Each line should be copied exactly.

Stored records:
═══
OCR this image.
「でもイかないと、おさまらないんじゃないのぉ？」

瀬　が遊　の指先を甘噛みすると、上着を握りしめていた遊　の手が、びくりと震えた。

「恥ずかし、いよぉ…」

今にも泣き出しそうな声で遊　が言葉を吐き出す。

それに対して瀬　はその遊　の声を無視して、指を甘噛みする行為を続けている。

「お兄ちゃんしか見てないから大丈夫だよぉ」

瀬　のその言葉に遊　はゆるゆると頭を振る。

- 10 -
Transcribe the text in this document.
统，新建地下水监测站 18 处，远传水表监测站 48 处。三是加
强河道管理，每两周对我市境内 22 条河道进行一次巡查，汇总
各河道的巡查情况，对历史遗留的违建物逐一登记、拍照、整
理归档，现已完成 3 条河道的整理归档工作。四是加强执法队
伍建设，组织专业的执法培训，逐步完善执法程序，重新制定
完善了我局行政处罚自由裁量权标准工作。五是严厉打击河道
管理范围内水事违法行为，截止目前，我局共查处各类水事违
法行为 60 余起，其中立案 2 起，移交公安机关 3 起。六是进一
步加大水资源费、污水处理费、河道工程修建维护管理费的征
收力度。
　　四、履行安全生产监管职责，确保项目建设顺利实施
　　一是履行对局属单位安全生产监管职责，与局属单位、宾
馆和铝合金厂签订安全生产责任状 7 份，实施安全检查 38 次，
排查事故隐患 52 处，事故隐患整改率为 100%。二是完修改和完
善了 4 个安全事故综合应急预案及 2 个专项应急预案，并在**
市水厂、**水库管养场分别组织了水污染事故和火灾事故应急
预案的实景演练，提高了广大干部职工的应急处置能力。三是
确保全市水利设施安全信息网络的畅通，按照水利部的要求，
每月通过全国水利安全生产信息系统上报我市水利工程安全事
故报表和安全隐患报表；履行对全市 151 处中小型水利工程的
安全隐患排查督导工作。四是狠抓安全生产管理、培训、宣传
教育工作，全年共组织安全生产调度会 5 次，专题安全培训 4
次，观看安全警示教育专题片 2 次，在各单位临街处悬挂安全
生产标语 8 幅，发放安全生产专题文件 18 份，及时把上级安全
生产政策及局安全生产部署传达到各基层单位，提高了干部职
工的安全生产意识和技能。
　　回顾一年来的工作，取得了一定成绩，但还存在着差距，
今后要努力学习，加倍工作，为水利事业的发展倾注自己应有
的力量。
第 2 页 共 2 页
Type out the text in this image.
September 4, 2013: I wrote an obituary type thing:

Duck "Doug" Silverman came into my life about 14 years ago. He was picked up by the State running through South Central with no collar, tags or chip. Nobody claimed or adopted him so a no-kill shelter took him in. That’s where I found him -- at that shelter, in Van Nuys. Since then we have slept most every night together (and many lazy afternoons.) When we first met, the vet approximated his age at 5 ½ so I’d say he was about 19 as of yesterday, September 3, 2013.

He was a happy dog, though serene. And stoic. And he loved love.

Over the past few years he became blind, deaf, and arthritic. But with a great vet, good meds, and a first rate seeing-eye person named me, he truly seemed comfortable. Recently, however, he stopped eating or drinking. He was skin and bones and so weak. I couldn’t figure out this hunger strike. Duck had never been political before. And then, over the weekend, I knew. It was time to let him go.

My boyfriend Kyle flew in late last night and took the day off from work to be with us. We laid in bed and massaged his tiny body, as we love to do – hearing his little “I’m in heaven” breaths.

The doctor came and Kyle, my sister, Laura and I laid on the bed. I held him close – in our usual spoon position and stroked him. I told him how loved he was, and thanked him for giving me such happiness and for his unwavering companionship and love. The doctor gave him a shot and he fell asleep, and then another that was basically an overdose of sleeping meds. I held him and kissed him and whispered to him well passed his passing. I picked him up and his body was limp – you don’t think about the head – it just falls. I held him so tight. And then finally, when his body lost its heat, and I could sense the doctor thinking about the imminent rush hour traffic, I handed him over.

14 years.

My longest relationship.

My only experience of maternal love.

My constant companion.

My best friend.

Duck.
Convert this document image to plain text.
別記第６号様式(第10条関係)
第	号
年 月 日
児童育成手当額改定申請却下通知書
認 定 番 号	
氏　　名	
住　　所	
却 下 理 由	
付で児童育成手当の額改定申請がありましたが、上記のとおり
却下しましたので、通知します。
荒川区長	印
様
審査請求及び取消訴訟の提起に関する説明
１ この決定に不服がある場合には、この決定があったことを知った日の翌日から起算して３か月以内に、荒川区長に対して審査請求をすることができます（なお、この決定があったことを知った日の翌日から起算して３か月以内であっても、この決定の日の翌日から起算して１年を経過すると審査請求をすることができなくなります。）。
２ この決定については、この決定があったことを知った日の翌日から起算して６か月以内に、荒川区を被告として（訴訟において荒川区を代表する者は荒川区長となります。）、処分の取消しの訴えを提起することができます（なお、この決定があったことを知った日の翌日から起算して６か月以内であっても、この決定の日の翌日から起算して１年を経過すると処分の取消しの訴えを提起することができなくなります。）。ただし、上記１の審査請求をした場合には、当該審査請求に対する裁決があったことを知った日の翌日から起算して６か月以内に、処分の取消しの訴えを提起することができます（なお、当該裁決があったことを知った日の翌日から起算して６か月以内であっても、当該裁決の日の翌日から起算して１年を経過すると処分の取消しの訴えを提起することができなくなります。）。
═══
WRITTEN REPLY:
OCR this image.
「でもイかないと、おさまらないんじゃないのぉ？」

瀬　が遊　の指先を甘噛みすると、上着を握りしめていた遊　の手が、びくりと震えた。

「恥ずかし、いよぉ…」

今にも泣き出しそうな声で遊　が言葉を吐き出す。

それに対して瀬　はその遊　の声を無視して、指を甘噛みする行為を続けている。

「お兄ちゃんしか見てないから大丈夫だよぉ」

瀬　のその言葉に遊　はゆるゆると頭を振る。

- 10 -
Transcribe the text in this document.
统，新建地下水监测站 18 处，远传水表监测站 48 处。三是加
强河道管理，每两周对我市境内 22 条河道进行一次巡查，汇总
各河道的巡查情况，对历史遗留的违建物逐一登记、拍照、整
理归档，现已完成 3 条河道的整理归档工作。四是加强执法队
伍建设，组织专业的执法培训，逐步完善执法程序，重新制定
完善了我局行政处罚自由裁量权标准工作。五是严厉打击河道
管理范围内水事违法行为，截止目前，我局共查处各类水事违
法行为 60 余起，其中立案 2 起，移交公安机关 3 起。六是进一
步加大水资源费、污水处理费、河道工程修建维护管理费的征
收力度。
　　四、履行安全生产监管职责，确保项目建设顺利实施
　　一是履行对局属单位安全生产监管职责，与局属单位、宾
馆和铝合金厂签订安全生产责任状 7 份，实施安全检查 38 次，
排查事故隐患 52 处，事故隐患整改率为 100%。二是完修改和完
善了 4 个安全事故综合应急预案及 2 个专项应急预案，并在**
市水厂、**水库管养场分别组织了水污染事故和火灾事故应急
预案的实景演练，提高了广大干部职工的应急处置能力。三是
确保全市水利设施安全信息网络的畅通，按照水利部的要求，
每月通过全国水利安全生产信息系统上报我市水利工程安全事
故报表和安全隐患报表；履行对全市 151 处中小型水利工程的
安全隐患排查督导工作。四是狠抓安全生产管理、培训、宣传
教育工作，全年共组织安全生产调度会 5 次，专题安全培训 4
次，观看安全警示教育专题片 2 次，在各单位临街处悬挂安全
生产标语 8 幅，发放安全生产专题文件 18 份，及时把上级安全
生产政策及局安全生产部署传达到各基层单位，提高了干部职
工的安全生产意识和技能。
　　回顾一年来的工作，取得了一定成绩，但还存在着差距，
今后要努力学习，加倍工作，为水利事业的发展倾注自己应有
的力量。
第 2 页 共 2 页
Type out the text in this image.
September 4, 2013: I wrote an obituary type thing:

Duck "Doug" Silverman came into my life about 14 years ago. He was picked up by the State running through South Central with no collar, tags or chip. Nobody claimed or adopted him so a no-kill shelter took him in. That’s where I found him -- at that shelter, in Van Nuys. Since then we have slept most every night together (and many lazy afternoons.) When we first met, the vet approximated his age at 5 ½ so I’d say he was about 19 as of yesterday, September 3, 2013.

He was a happy dog, though serene. And stoic. And he loved love.

Over the past few years he became blind, deaf, and arthritic. But with a great vet, good meds, and a first rate seeing-eye person named me, he truly seemed comfortable. Recently, however, he stopped eating or drinking. He was skin and bones and so weak. I couldn’t figure out this hunger strike. Duck had never been political before. And then, over the weekend, I knew. It was time to let him go.

My boyfriend Kyle flew in late last night and took the day off from work to be with us. We laid in bed and massaged his tiny body, as we love to do – hearing his little “I’m in heaven” breaths.

The doctor came and Kyle, my sister, Laura and I laid on the bed. I held him close – in our usual spoon position and stroked him. I told him how loved he was, and thanked him for giving me such happiness and for his unwavering companionship and love. The doctor gave him a shot and he fell asleep, and then another that was basically an overdose of sleeping meds. I held him and kissed him and whispered to him well passed his passing. I picked him up and his body was limp – you don’t think about the head – it just falls. I held him so tight. And then finally, when his body lost its heat, and I could sense the doctor thinking about the imminent rush hour traffic, I handed him over.

14 years.

My longest relationship.

My only experience of maternal love.

My constant companion.

My best friend.

Duck.
Convert this document image to plain text.
別記第６号様式(第10条関係)
第	号
年 月 日
児童育成手当額改定申請却下通知書
認 定 番 号	
氏　　名	
住　　所	
却 下 理 由	
付で児童育成手当の額改定申請がありましたが、上記のとおり
却下しましたので、通知します。
荒川区長	印
様
審査請求及び取消訴訟の提起に関する説明
１ この決定に不服がある場合には、この決定があったことを知った日の翌日から起算して３か月以内に、荒川区長に対して審査請求をすることができます（なお、この決定があったことを知った日の翌日から起算して３か月以内であっても、この決定の日の翌日から起算して１年を経過すると審査請求をすることができなくなります。）。
２ この決定については、この決定があったことを知った日の翌日から起算して６か月以内に、荒川区を被告として（訴訟において荒川区を代表する者は荒川区長となります。）、処分の取消しの訴えを提起することができます（なお、この決定があったことを知った日の翌日から起算して６か月以内であっても、この決定の日の翌日から起算して１年を経過すると処分の取消しの訴えを提起することができなくなります。）。ただし、上記１の審査請求をした場合には、当該審査請求に対する裁決があったことを知った日の翌日から起算して６か月以内に、処分の取消しの訴えを提起することができます（なお、当該裁決があったことを知った日の翌日から起算して６か月以内であっても、当該裁決の日の翌日から起算して１年を経過すると処分の取消しの訴えを提起することができなくなります。）。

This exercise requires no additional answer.